> **WHAT YOU SHOULD DO**:
Print every entry, word for word, and skip the images.

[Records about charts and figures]

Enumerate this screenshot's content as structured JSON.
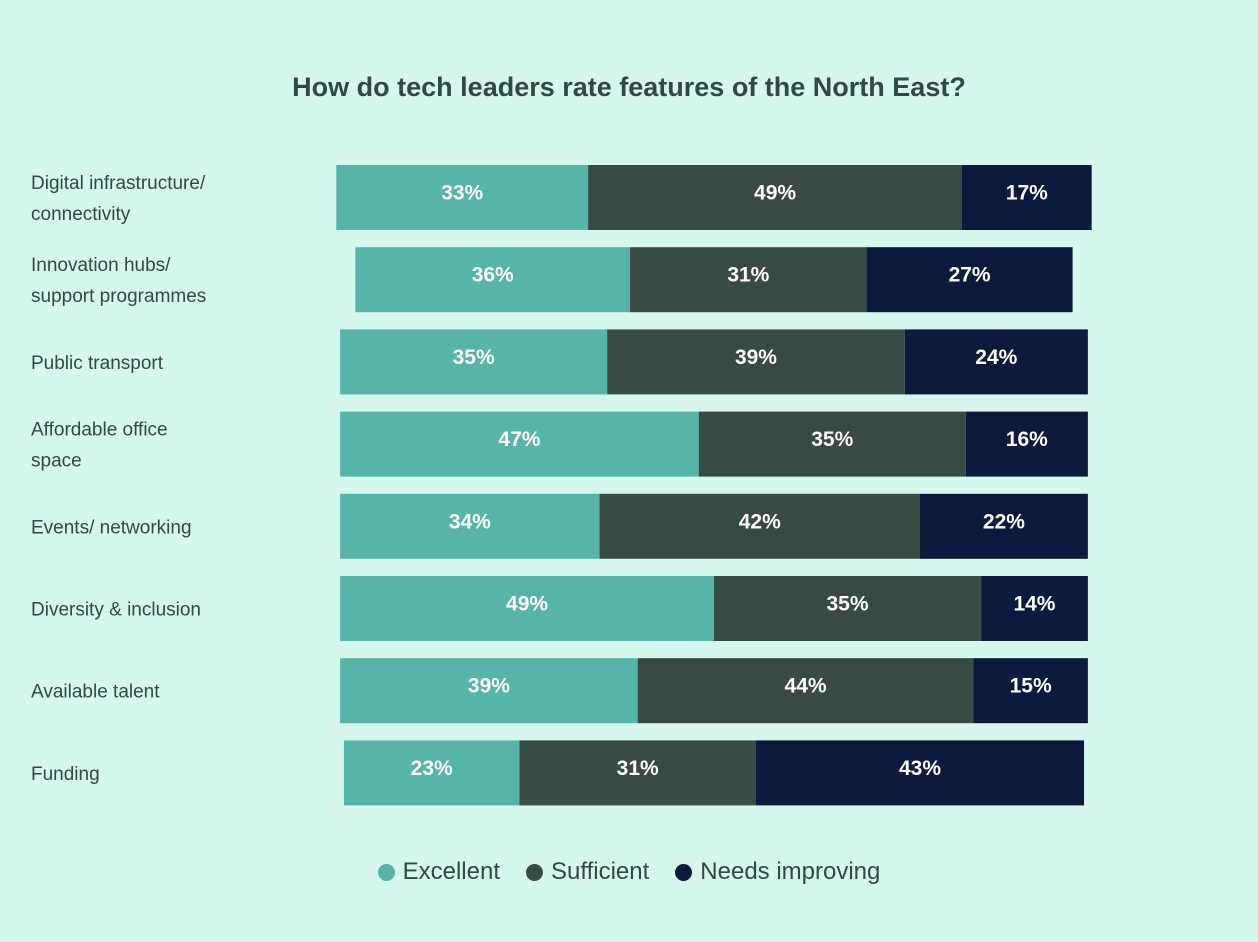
{
  "chart_data": {
    "type": "bar",
    "orientation": "horizontal",
    "stacked": true,
    "title": "How do tech leaders rate features of the North East?",
    "categories": [
      [
        "Digital infrastructure/",
        "connectivity"
      ],
      [
        "Innovation hubs/",
        "support programmes"
      ],
      [
        "Public transport"
      ],
      [
        "Affordable office",
        "space"
      ],
      [
        "Events/ networking"
      ],
      [
        "Diversity & inclusion"
      ],
      [
        "Available talent"
      ],
      [
        "Funding"
      ]
    ],
    "series": [
      {
        "name": "Excellent",
        "color": "#57b4a8",
        "values": [
          33,
          36,
          35,
          47,
          34,
          49,
          39,
          23
        ]
      },
      {
        "name": "Sufficient",
        "color": "#374a44",
        "values": [
          49,
          31,
          39,
          35,
          42,
          35,
          44,
          31
        ]
      },
      {
        "name": "Needs improving",
        "color": "#0c1b3d",
        "values": [
          17,
          27,
          24,
          16,
          22,
          14,
          15,
          43
        ]
      }
    ],
    "value_suffix": "%",
    "alignment": "diverging",
    "legend_position": "bottom",
    "grid": false
  }
}
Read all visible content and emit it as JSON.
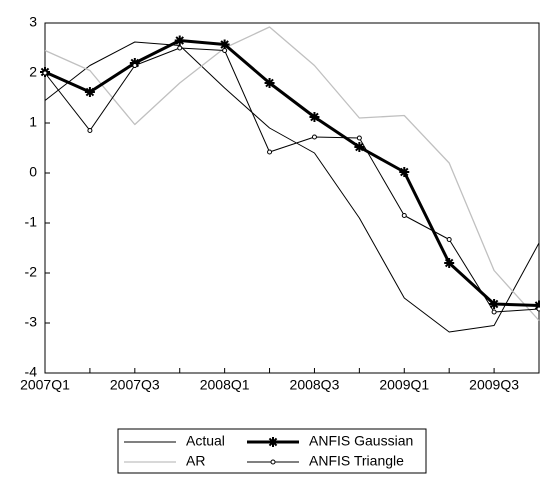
{
  "chart_data": {
    "type": "line",
    "categories": [
      "2007Q1",
      null,
      "2007Q3",
      null,
      "2008Q1",
      null,
      "2008Q3",
      null,
      "2009Q1",
      null,
      "2009Q3",
      null
    ],
    "series": [
      {
        "name": "Actual",
        "color": "#000000",
        "width": 1,
        "marker": "none",
        "values": [
          1.45,
          2.15,
          2.62,
          2.55,
          1.7,
          0.9,
          0.4,
          -0.9,
          -2.5,
          -3.18,
          -3.05,
          -1.4
        ]
      },
      {
        "name": "AR",
        "color": "#c0c0c0",
        "width": 1.3,
        "marker": "none",
        "values": [
          2.45,
          2.05,
          0.97,
          1.8,
          2.5,
          2.92,
          2.15,
          1.1,
          1.15,
          0.2,
          -1.95,
          -2.95
        ]
      },
      {
        "name": "ANFIS Gaussian",
        "color": "#000000",
        "width": 3,
        "marker": "star",
        "values": [
          2.02,
          1.62,
          2.2,
          2.65,
          2.57,
          1.8,
          1.12,
          0.52,
          0.02,
          -1.8,
          -2.62,
          -2.65
        ]
      },
      {
        "name": "ANFIS Triangle",
        "color": "#000000",
        "width": 1,
        "marker": "circle",
        "values": [
          2.0,
          0.85,
          2.15,
          2.5,
          2.45,
          0.42,
          0.72,
          0.7,
          -0.85,
          -1.33,
          -2.78,
          -2.72
        ]
      }
    ],
    "ylim": [
      -4,
      3
    ],
    "yticks": [
      -4,
      -3,
      -2,
      -1,
      0,
      1,
      2,
      3
    ],
    "grid": false
  }
}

> **THE ANSWER**:
Enumerate this screenshot's content as structured JSON.
{
  "chart_data": {
    "type": "bar",
    "orientation": "horizontal",
    "stacked": true,
    "title": "How do tech leaders rate features of the North East?",
    "categories": [
      [
        "Digital infrastructure/",
        "connectivity"
      ],
      [
        "Innovation hubs/",
        "support programmes"
      ],
      [
        "Public transport"
      ],
      [
        "Affordable office",
        "space"
      ],
      [
        "Events/ networking"
      ],
      [
        "Diversity & inclusion"
      ],
      [
        "Available talent"
      ],
      [
        "Funding"
      ]
    ],
    "series": [
      {
        "name": "Excellent",
        "color": "#57b4a8",
        "values": [
          33,
          36,
          35,
          47,
          34,
          49,
          39,
          23
        ]
      },
      {
        "name": "Sufficient",
        "color": "#374a44",
        "values": [
          49,
          31,
          39,
          35,
          42,
          35,
          44,
          31
        ]
      },
      {
        "name": "Needs improving",
        "color": "#0c1b3d",
        "values": [
          17,
          27,
          24,
          16,
          22,
          14,
          15,
          43
        ]
      }
    ],
    "value_suffix": "%",
    "alignment": "diverging",
    "legend_position": "bottom",
    "grid": false
  }
}
Read all visible content and emit it as JSON.
{
  "chart_data": {
    "type": "line",
    "categories": [
      "2007Q1",
      null,
      "2007Q3",
      null,
      "2008Q1",
      null,
      "2008Q3",
      null,
      "2009Q1",
      null,
      "2009Q3",
      null
    ],
    "series": [
      {
        "name": "Actual",
        "color": "#000000",
        "width": 1,
        "marker": "none",
        "values": [
          1.45,
          2.15,
          2.62,
          2.55,
          1.7,
          0.9,
          0.4,
          -0.9,
          -2.5,
          -3.18,
          -3.05,
          -1.4
        ]
      },
      {
        "name": "AR",
        "color": "#c0c0c0",
        "width": 1.3,
        "marker": "none",
        "values": [
          2.45,
          2.05,
          0.97,
          1.8,
          2.5,
          2.92,
          2.15,
          1.1,
          1.15,
          0.2,
          -1.95,
          -2.95
        ]
      },
      {
        "name": "ANFIS Gaussian",
        "color": "#000000",
        "width": 3,
        "marker": "star",
        "values": [
          2.02,
          1.62,
          2.2,
          2.65,
          2.57,
          1.8,
          1.12,
          0.52,
          0.02,
          -1.8,
          -2.62,
          -2.65
        ]
      },
      {
        "name": "ANFIS Triangle",
        "color": "#000000",
        "width": 1,
        "marker": "circle",
        "values": [
          2.0,
          0.85,
          2.15,
          2.5,
          2.45,
          0.42,
          0.72,
          0.7,
          -0.85,
          -1.33,
          -2.78,
          -2.72
        ]
      }
    ],
    "ylim": [
      -4,
      3
    ],
    "yticks": [
      -4,
      -3,
      -2,
      -1,
      0,
      1,
      2,
      3
    ],
    "grid": false
  }
}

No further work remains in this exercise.